* BEGIN TASK INPUT *

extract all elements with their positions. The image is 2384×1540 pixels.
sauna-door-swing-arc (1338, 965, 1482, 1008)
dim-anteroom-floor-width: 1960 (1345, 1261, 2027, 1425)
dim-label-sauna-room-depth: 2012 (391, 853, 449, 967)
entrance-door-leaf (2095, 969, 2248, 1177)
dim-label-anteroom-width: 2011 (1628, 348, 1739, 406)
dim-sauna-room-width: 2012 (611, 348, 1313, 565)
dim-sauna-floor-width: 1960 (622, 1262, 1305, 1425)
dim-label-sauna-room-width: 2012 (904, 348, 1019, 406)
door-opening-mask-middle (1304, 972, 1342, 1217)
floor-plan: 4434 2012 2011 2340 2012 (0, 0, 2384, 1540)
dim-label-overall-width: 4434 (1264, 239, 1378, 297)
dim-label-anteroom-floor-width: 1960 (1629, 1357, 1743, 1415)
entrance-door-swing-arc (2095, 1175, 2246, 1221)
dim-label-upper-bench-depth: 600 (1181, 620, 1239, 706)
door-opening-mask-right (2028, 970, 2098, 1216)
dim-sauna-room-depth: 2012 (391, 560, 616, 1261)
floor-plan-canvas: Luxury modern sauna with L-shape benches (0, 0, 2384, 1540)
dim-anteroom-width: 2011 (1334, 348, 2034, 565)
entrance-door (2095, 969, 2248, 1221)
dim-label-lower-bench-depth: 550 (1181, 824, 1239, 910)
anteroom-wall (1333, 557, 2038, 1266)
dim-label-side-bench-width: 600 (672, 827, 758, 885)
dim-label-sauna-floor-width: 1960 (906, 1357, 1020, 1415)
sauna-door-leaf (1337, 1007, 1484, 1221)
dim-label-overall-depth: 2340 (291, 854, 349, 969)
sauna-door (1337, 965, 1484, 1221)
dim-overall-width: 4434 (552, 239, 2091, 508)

* END TASK INPUT *

— WHAT YOU NEED TO DO —
Can you lay out every line of the material as a numbered list, leaving out any blank lines?

— REPLY —
1. extract all elements with their positions. The image is 2384×1540 pixels.
2. sauna-door-swing-arc (1338, 965, 1482, 1008)
3. dim-anteroom-floor-width: 1960 (1345, 1261, 2027, 1425)
4. dim-label-sauna-room-depth: 2012 (391, 853, 449, 967)
5. entrance-door-leaf (2095, 969, 2248, 1177)
6. dim-label-anteroom-width: 2011 (1628, 348, 1739, 406)
7. dim-sauna-room-width: 2012 (611, 348, 1313, 565)
8. dim-sauna-floor-width: 1960 (622, 1262, 1305, 1425)
9. dim-label-sauna-room-width: 2012 (904, 348, 1019, 406)
10. door-opening-mask-middle (1304, 972, 1342, 1217)
11. floor-plan: 4434 2012 2011 2340 2012 (0, 0, 2384, 1540)
12. dim-label-overall-width: 4434 (1264, 239, 1378, 297)
13. dim-label-anteroom-floor-width: 1960 (1629, 1357, 1743, 1415)
14. entrance-door-swing-arc (2095, 1175, 2246, 1221)
15. dim-label-upper-bench-depth: 600 (1181, 620, 1239, 706)
16. door-opening-mask-right (2028, 970, 2098, 1216)
17. dim-sauna-room-depth: 2012 (391, 560, 616, 1261)
18. floor-plan-canvas: Luxury modern sauna with L-shape benches (0, 0, 2384, 1540)
19. dim-anteroom-width: 2011 (1334, 348, 2034, 565)
20. entrance-door (2095, 969, 2248, 1221)
21. dim-label-lower-bench-depth: 550 (1181, 824, 1239, 910)
22. anteroom-wall (1333, 557, 2038, 1266)
23. dim-label-side-bench-width: 600 (672, 827, 758, 885)
24. dim-label-sauna-floor-width: 1960 (906, 1357, 1020, 1415)
25. sauna-door-leaf (1337, 1007, 1484, 1221)
26. dim-label-overall-depth: 2340 (291, 854, 349, 969)
27. sauna-door (1337, 965, 1484, 1221)
28. dim-overall-width: 4434 (552, 239, 2091, 508)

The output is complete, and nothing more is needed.